Goal> Please output the lines of the records as a numbered list, leaving out blank lines.

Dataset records

•••••

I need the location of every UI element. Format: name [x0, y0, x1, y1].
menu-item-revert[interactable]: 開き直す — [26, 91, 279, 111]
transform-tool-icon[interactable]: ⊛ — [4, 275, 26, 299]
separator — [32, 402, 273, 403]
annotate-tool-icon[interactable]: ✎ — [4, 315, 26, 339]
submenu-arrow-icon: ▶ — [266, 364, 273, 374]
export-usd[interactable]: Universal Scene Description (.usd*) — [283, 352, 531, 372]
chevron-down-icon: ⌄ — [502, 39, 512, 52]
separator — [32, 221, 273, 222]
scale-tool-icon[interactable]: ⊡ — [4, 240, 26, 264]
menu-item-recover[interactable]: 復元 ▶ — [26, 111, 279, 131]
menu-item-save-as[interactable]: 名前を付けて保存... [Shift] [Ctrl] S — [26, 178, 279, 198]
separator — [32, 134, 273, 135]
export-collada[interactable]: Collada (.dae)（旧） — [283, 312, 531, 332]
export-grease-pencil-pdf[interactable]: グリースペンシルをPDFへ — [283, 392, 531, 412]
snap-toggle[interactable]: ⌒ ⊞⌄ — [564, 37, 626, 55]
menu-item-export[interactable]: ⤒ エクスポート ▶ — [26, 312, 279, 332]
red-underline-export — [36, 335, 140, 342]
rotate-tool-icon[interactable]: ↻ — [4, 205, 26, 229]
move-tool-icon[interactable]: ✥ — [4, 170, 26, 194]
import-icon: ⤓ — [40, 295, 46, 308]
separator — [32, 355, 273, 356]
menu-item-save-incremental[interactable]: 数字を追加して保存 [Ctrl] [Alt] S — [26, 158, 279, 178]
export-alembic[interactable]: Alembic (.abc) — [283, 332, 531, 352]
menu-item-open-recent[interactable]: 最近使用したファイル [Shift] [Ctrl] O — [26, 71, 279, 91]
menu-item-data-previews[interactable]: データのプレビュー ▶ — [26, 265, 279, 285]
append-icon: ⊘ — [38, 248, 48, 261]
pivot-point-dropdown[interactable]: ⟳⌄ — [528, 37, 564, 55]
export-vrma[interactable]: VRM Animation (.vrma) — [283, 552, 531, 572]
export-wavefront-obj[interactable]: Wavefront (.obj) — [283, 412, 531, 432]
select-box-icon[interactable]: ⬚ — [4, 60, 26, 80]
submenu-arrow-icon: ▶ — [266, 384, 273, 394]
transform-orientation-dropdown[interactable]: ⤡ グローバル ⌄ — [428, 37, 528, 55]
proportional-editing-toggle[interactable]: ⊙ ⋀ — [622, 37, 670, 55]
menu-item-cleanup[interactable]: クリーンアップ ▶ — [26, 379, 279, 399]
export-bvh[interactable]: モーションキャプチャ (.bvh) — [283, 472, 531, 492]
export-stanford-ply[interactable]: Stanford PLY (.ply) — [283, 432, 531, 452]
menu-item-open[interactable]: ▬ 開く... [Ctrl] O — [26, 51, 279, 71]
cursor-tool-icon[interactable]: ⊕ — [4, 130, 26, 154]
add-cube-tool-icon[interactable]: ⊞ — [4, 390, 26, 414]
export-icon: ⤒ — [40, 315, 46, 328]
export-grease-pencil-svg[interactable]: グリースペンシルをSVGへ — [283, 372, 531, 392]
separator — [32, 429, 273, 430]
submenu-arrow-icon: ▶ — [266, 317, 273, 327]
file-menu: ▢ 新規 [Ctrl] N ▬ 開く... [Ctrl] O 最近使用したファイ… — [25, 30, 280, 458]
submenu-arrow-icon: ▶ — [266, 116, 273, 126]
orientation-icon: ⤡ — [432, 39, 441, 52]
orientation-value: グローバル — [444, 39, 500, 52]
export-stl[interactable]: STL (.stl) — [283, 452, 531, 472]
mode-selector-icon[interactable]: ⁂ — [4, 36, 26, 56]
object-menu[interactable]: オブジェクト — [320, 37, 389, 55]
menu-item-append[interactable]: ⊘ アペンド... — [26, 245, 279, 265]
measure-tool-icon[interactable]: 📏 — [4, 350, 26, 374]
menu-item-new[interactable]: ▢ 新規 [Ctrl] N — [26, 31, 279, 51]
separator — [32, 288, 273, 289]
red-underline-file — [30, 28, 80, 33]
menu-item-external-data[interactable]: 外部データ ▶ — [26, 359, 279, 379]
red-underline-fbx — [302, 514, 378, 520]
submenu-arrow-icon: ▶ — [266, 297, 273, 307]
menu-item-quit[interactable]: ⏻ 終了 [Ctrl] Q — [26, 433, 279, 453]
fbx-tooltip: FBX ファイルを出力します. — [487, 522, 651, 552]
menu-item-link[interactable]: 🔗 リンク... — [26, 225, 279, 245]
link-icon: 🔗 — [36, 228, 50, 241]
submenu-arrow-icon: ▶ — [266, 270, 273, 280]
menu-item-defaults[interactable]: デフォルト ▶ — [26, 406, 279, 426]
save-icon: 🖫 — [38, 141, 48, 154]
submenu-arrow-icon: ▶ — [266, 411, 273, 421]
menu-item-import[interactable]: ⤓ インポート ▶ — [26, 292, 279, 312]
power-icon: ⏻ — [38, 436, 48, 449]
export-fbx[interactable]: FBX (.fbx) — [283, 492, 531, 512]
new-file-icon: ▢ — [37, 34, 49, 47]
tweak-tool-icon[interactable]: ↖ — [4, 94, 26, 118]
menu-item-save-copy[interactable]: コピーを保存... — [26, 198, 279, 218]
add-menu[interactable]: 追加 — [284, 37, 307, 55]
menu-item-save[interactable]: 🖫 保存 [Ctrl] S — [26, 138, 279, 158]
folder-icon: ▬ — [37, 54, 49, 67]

•••••

Full response>
1. I need the location of every UI element. Format: name [x0, y0, x1, y1].
2. menu-item-revert[interactable]: 開き直す — [26, 91, 279, 111]
3. transform-tool-icon[interactable]: ⊛ — [4, 275, 26, 299]
4. separator — [32, 402, 273, 403]
5. annotate-tool-icon[interactable]: ✎ — [4, 315, 26, 339]
6. submenu-arrow-icon: ▶ — [266, 364, 273, 374]
7. export-usd[interactable]: Universal Scene Description (.usd*) — [283, 352, 531, 372]
8. chevron-down-icon: ⌄ — [502, 39, 512, 52]
9. separator — [32, 221, 273, 222]
10. scale-tool-icon[interactable]: ⊡ — [4, 240, 26, 264]
11. menu-item-recover[interactable]: 復元 ▶ — [26, 111, 279, 131]
12. menu-item-save-as[interactable]: 名前を付けて保存... [Shift] [Ctrl] S — [26, 178, 279, 198]
13. separator — [32, 134, 273, 135]
14. export-collada[interactable]: Collada (.dae)（旧） — [283, 312, 531, 332]
15. export-grease-pencil-pdf[interactable]: グリースペンシルをPDFへ — [283, 392, 531, 412]
16. snap-toggle[interactable]: ⌒ ⊞⌄ — [564, 37, 626, 55]
17. menu-item-export[interactable]: ⤒ エクスポート ▶ — [26, 312, 279, 332]
18. red-underline-export — [36, 335, 140, 342]
19. rotate-tool-icon[interactable]: ↻ — [4, 205, 26, 229]
20. move-tool-icon[interactable]: ✥ — [4, 170, 26, 194]
21. import-icon: ⤓ — [40, 295, 46, 308]
22. separator — [32, 355, 273, 356]
23. menu-item-save-incremental[interactable]: 数字を追加して保存 [Ctrl] [Alt] S — [26, 158, 279, 178]
24. export-alembic[interactable]: Alembic (.abc) — [283, 332, 531, 352]
25. menu-item-open-recent[interactable]: 最近使用したファイル [Shift] [Ctrl] O — [26, 71, 279, 91]
26. menu-item-data-previews[interactable]: データのプレビュー ▶ — [26, 265, 279, 285]
27. append-icon: ⊘ — [38, 248, 48, 261]
28. pivot-point-dropdown[interactable]: ⟳⌄ — [528, 37, 564, 55]
29. export-vrma[interactable]: VRM Animation (.vrma) — [283, 552, 531, 572]
30. export-wavefront-obj[interactable]: Wavefront (.obj) — [283, 412, 531, 432]
31. select-box-icon[interactable]: ⬚ — [4, 60, 26, 80]
32. submenu-arrow-icon: ▶ — [266, 384, 273, 394]
33. transform-orientation-dropdown[interactable]: ⤡ グローバル ⌄ — [428, 37, 528, 55]
34. proportional-editing-toggle[interactable]: ⊙ ⋀ — [622, 37, 670, 55]
35. menu-item-cleanup[interactable]: クリーンアップ ▶ — [26, 379, 279, 399]
36. export-bvh[interactable]: モーションキャプチャ (.bvh) — [283, 472, 531, 492]
37. export-stanford-ply[interactable]: Stanford PLY (.ply) — [283, 432, 531, 452]
38. menu-item-open[interactable]: ▬ 開く... [Ctrl] O — [26, 51, 279, 71]
39. cursor-tool-icon[interactable]: ⊕ — [4, 130, 26, 154]
40. add-cube-tool-icon[interactable]: ⊞ — [4, 390, 26, 414]
41. export-icon: ⤒ — [40, 315, 46, 328]
42. export-grease-pencil-svg[interactable]: グリースペンシルをSVGへ — [283, 372, 531, 392]
43. separator — [32, 429, 273, 430]
44. submenu-arrow-icon: ▶ — [266, 317, 273, 327]
45. file-menu: ▢ 新規 [Ctrl] N ▬ 開く... [Ctrl] O 最近使用したファイ… — [25, 30, 280, 458]
46. submenu-arrow-icon: ▶ — [266, 116, 273, 126]
47. orientation-icon: ⤡ — [432, 39, 441, 52]
48. orientation-value: グローバル — [444, 39, 500, 52]
49. export-stl[interactable]: STL (.stl) — [283, 452, 531, 472]
50. mode-selector-icon[interactable]: ⁂ — [4, 36, 26, 56]
51. object-menu[interactable]: オブジェクト — [320, 37, 389, 55]
52. menu-item-append[interactable]: ⊘ アペンド... — [26, 245, 279, 265]
53. measure-tool-icon[interactable]: 📏 — [4, 350, 26, 374]
54. menu-item-new[interactable]: ▢ 新規 [Ctrl] N — [26, 31, 279, 51]
55. separator — [32, 288, 273, 289]
56. red-underline-file — [30, 28, 80, 33]
57. menu-item-external-data[interactable]: 外部データ ▶ — [26, 359, 279, 379]
58. red-underline-fbx — [302, 514, 378, 520]
59. submenu-arrow-icon: ▶ — [266, 297, 273, 307]
60. menu-item-quit[interactable]: ⏻ 終了 [Ctrl] Q — [26, 433, 279, 453]
61. fbx-tooltip: FBX ファイルを出力します. — [487, 522, 651, 552]
62. menu-item-link[interactable]: 🔗 リンク... — [26, 225, 279, 245]
63. link-icon: 🔗 — [36, 228, 50, 241]
64. submenu-arrow-icon: ▶ — [266, 270, 273, 280]
65. menu-item-defaults[interactable]: デフォルト ▶ — [26, 406, 279, 426]
66. save-icon: 🖫 — [38, 141, 48, 154]
67. submenu-arrow-icon: ▶ — [266, 411, 273, 421]
68. menu-item-import[interactable]: ⤓ インポート ▶ — [26, 292, 279, 312]
69. power-icon: ⏻ — [38, 436, 48, 449]
70. export-fbx[interactable]: FBX (.fbx) — [283, 492, 531, 512]
71. new-file-icon: ▢ — [37, 34, 49, 47]
72. tweak-tool-icon[interactable]: ↖ — [4, 94, 26, 118]
73. menu-item-save-copy[interactable]: コピーを保存... — [26, 198, 279, 218]
74. add-menu[interactable]: 追加 — [284, 37, 307, 55]
75. menu-item-save[interactable]: 🖫 保存 [Ctrl] S — [26, 138, 279, 158]
76. folder-icon: ▬ — [37, 54, 49, 67]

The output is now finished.